Your task is to copy every line of this material exactly.

━━━

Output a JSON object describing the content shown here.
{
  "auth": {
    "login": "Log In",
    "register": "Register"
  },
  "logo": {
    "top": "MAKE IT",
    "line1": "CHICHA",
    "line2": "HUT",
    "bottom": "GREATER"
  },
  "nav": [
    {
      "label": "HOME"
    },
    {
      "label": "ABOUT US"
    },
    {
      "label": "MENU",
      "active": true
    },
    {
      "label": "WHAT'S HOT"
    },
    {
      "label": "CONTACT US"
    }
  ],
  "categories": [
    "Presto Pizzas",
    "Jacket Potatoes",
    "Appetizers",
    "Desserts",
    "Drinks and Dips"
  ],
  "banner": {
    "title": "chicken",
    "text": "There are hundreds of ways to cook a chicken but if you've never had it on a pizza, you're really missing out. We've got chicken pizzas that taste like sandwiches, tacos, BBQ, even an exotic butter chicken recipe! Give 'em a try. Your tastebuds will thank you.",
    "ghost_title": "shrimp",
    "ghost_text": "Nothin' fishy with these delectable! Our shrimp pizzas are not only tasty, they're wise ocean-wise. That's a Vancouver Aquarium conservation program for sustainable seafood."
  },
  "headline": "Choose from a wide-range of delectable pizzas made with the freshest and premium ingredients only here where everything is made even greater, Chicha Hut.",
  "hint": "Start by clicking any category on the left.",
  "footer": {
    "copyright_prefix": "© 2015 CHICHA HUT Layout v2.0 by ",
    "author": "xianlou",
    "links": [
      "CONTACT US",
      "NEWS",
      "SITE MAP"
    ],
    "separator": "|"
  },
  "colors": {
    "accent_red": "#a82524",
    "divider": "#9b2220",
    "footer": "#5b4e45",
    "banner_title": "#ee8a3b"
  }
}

━━━

# Solution to the problem
Output a JSON object describing the content shown here.
{
  "auth": {
    "login": "Log In",
    "register": "Register"
  },
  "logo": {
    "top": "MAKE IT",
    "line1": "CHICHA",
    "line2": "HUT",
    "bottom": "GREATER"
  },
  "nav": [
    {
      "label": "HOME"
    },
    {
      "label": "ABOUT US"
    },
    {
      "label": "MENU",
      "active": true
    },
    {
      "label": "WHAT'S HOT"
    },
    {
      "label": "CONTACT US"
    }
  ],
  "categories": [
    "Presto Pizzas",
    "Jacket Potatoes",
    "Appetizers",
    "Desserts",
    "Drinks and Dips"
  ],
  "banner": {
    "title": "chicken",
    "text": "There are hundreds of ways to cook a chicken but if you've never had it on a pizza, you're really missing out. We've got chicken pizzas that taste like sandwiches, tacos, BBQ, even an exotic butter chicken recipe! Give 'em a try. Your tastebuds will thank you.",
    "ghost_title": "shrimp",
    "ghost_text": "Nothin' fishy with these delectable! Our shrimp pizzas are not only tasty, they're wise ocean-wise. That's a Vancouver Aquarium conservation program for sustainable seafood."
  },
  "headline": "Choose from a wide-range of delectable pizzas made with the freshest and premium ingredients only here where everything is made even greater, Chicha Hut.",
  "hint": "Start by clicking any category on the left.",
  "footer": {
    "copyright_prefix": "© 2015 CHICHA HUT Layout v2.0 by ",
    "author": "xianlou",
    "links": [
      "CONTACT US",
      "NEWS",
      "SITE MAP"
    ],
    "separator": "|"
  },
  "colors": {
    "accent_red": "#a82524",
    "divider": "#9b2220",
    "footer": "#5b4e45",
    "banner_title": "#ee8a3b"
  }
}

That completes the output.